begin GIVEN RECORDS

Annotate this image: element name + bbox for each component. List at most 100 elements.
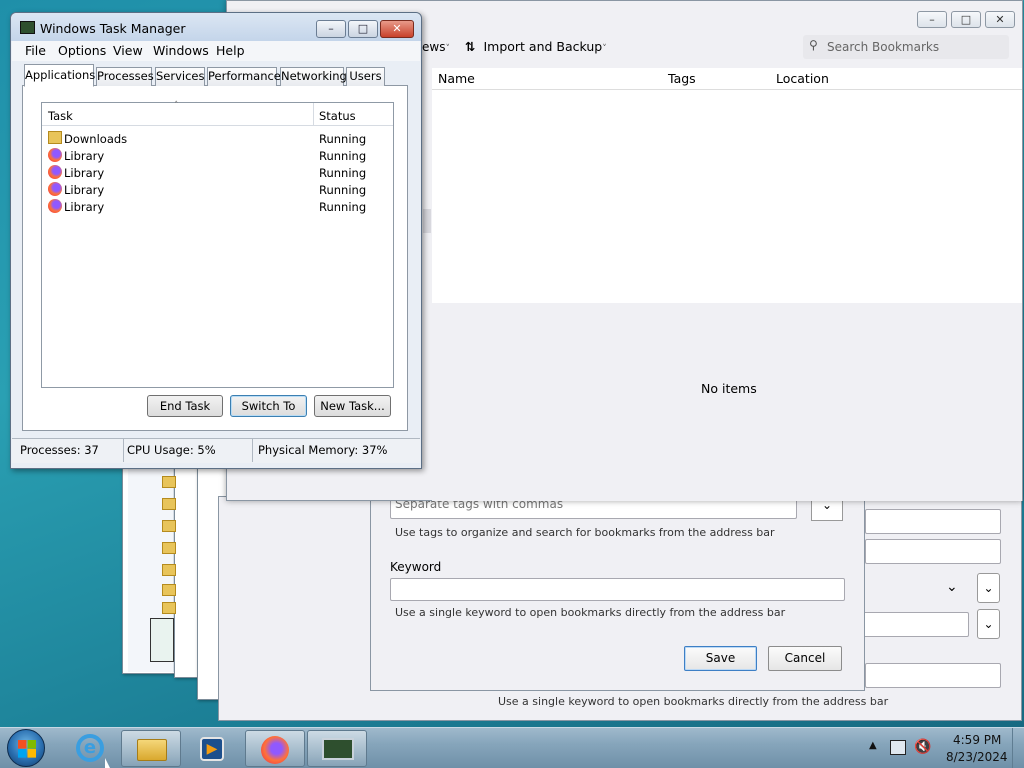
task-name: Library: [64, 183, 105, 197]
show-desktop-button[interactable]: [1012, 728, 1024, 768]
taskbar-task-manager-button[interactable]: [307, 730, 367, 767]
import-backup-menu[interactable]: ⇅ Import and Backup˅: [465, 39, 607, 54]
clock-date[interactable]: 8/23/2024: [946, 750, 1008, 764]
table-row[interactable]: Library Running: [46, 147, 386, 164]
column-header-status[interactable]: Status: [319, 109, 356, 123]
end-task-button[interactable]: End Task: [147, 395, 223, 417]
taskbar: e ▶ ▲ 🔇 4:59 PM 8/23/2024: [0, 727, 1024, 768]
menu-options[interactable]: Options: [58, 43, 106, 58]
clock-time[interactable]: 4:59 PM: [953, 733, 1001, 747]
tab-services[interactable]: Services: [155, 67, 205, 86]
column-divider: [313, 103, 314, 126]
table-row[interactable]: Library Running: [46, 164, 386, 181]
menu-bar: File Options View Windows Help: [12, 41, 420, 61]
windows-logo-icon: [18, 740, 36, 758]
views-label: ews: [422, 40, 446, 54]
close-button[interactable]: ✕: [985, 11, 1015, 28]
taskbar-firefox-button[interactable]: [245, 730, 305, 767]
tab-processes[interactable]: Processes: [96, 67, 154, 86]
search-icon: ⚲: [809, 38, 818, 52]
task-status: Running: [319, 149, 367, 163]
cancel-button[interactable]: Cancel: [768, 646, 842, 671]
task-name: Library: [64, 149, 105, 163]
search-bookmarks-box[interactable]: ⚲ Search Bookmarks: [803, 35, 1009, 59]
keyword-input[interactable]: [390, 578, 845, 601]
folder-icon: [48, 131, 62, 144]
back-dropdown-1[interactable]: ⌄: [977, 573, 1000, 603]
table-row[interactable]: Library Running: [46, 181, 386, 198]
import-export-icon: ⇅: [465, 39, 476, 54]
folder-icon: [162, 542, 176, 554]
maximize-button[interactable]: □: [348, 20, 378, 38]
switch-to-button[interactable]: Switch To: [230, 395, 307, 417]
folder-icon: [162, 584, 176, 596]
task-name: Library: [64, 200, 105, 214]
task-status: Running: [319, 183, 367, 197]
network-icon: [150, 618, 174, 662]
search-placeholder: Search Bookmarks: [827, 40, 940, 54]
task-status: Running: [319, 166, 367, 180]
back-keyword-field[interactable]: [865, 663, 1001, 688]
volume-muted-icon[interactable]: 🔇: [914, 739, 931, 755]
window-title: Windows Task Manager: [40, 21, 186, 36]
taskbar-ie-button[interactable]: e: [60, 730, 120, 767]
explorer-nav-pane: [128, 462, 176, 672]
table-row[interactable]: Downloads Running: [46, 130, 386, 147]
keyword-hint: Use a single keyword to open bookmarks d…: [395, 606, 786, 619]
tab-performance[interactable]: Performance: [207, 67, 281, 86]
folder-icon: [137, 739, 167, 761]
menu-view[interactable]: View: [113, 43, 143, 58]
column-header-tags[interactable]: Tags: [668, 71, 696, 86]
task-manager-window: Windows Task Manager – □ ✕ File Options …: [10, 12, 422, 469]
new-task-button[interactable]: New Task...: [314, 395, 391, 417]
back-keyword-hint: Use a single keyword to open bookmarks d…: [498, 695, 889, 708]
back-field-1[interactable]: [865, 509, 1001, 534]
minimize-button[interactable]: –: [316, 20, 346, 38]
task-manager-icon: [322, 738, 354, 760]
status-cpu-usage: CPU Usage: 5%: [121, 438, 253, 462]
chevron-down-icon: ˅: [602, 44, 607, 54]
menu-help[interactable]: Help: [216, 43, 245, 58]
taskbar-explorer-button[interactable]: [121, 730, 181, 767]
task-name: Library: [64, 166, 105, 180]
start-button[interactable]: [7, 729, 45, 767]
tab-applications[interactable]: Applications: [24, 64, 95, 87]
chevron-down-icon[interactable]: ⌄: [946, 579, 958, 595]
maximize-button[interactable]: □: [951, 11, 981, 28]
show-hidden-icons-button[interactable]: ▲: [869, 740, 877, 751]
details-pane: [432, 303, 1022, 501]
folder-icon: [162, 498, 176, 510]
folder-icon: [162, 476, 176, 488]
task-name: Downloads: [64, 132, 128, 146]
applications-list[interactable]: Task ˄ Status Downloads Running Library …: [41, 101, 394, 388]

end GIVEN RECORDS

THE EXERCISE → Rewrite the lines above with each "Running" changed to "Stopped" and everything else left as it is, and omit the picture.

THE SOLUTION →
Annotate this image: element name + bbox for each component. List at most 100 elements.
task-name: Library: [64, 183, 105, 197]
show-desktop-button[interactable]: [1012, 728, 1024, 768]
taskbar-task-manager-button[interactable]: [307, 730, 367, 767]
import-backup-menu[interactable]: ⇅ Import and Backup˅: [465, 39, 607, 54]
clock-date[interactable]: 8/23/2024: [946, 750, 1008, 764]
table-row[interactable]: Library Stopped: [46, 147, 386, 164]
column-header-status[interactable]: Status: [319, 109, 356, 123]
end-task-button[interactable]: End Task: [147, 395, 223, 417]
taskbar: e ▶ ▲ 🔇 4:59 PM 8/23/2024: [0, 727, 1024, 768]
menu-options[interactable]: Options: [58, 43, 106, 58]
clock-time[interactable]: 4:59 PM: [953, 733, 1001, 747]
tab-services[interactable]: Services: [155, 67, 205, 86]
column-divider: [313, 103, 314, 126]
table-row[interactable]: Library Stopped: [46, 164, 386, 181]
menu-bar: File Options View Windows Help: [12, 41, 420, 61]
windows-logo-icon: [18, 740, 36, 758]
views-label: ews: [422, 40, 446, 54]
close-button[interactable]: ✕: [985, 11, 1015, 28]
taskbar-firefox-button[interactable]: [245, 730, 305, 767]
tab-processes[interactable]: Processes: [96, 67, 154, 86]
search-icon: ⚲: [809, 38, 818, 52]
task-status: Stopped: [319, 149, 367, 163]
cancel-button[interactable]: Cancel: [768, 646, 842, 671]
task-name: Library: [64, 149, 105, 163]
search-bookmarks-box[interactable]: ⚲ Search Bookmarks: [803, 35, 1009, 59]
keyword-input[interactable]: [390, 578, 845, 601]
folder-icon: [48, 131, 62, 144]
back-dropdown-1[interactable]: ⌄: [977, 573, 1000, 603]
table-row[interactable]: Library Stopped: [46, 181, 386, 198]
import-export-icon: ⇅: [465, 39, 476, 54]
folder-icon: [162, 542, 176, 554]
maximize-button[interactable]: □: [348, 20, 378, 38]
switch-to-button[interactable]: Switch To: [230, 395, 307, 417]
folder-icon: [162, 584, 176, 596]
task-name: Library: [64, 200, 105, 214]
task-status: Stopped: [319, 183, 367, 197]
network-icon: [150, 618, 174, 662]
search-placeholder: Search Bookmarks: [827, 40, 940, 54]
task-status: Stopped: [319, 166, 367, 180]
back-keyword-field[interactable]: [865, 663, 1001, 688]
volume-muted-icon[interactable]: 🔇: [914, 739, 931, 755]
window-title: Windows Task Manager: [40, 21, 186, 36]
taskbar-ie-button[interactable]: e: [60, 730, 120, 767]
explorer-nav-pane: [128, 462, 176, 672]
table-row[interactable]: Downloads Stopped: [46, 130, 386, 147]
keyword-hint: Use a single keyword to open bookmarks d…: [395, 606, 786, 619]
tab-performance[interactable]: Performance: [207, 67, 281, 86]
folder-icon: [137, 739, 167, 761]
menu-view[interactable]: View: [113, 43, 143, 58]
column-header-tags[interactable]: Tags: [668, 71, 696, 86]
task-manager-window: Windows Task Manager – □ ✕ File Options …: [10, 12, 422, 469]
new-task-button[interactable]: New Task...: [314, 395, 391, 417]
back-keyword-hint: Use a single keyword to open bookmarks d…: [498, 695, 889, 708]
back-field-1[interactable]: [865, 509, 1001, 534]
minimize-button[interactable]: –: [316, 20, 346, 38]
task-manager-icon: [322, 738, 354, 760]
status-cpu-usage: CPU Usage: 5%: [121, 438, 253, 462]
chevron-down-icon: ˅: [602, 44, 607, 54]
menu-help[interactable]: Help: [216, 43, 245, 58]
taskbar-explorer-button[interactable]: [121, 730, 181, 767]
task-name: Library: [64, 166, 105, 180]
start-button[interactable]: [7, 729, 45, 767]
tab-applications[interactable]: Applications: [24, 64, 95, 87]
chevron-down-icon[interactable]: ⌄: [946, 579, 958, 595]
maximize-button[interactable]: □: [951, 11, 981, 28]
show-hidden-icons-button[interactable]: ▲: [869, 740, 877, 751]
details-pane: [432, 303, 1022, 501]
folder-icon: [162, 498, 176, 510]
folder-icon: [162, 476, 176, 488]
task-name: Downloads: [64, 132, 128, 146]
applications-list[interactable]: Task ˄ Status Downloads Stopped Library …: [41, 101, 394, 388]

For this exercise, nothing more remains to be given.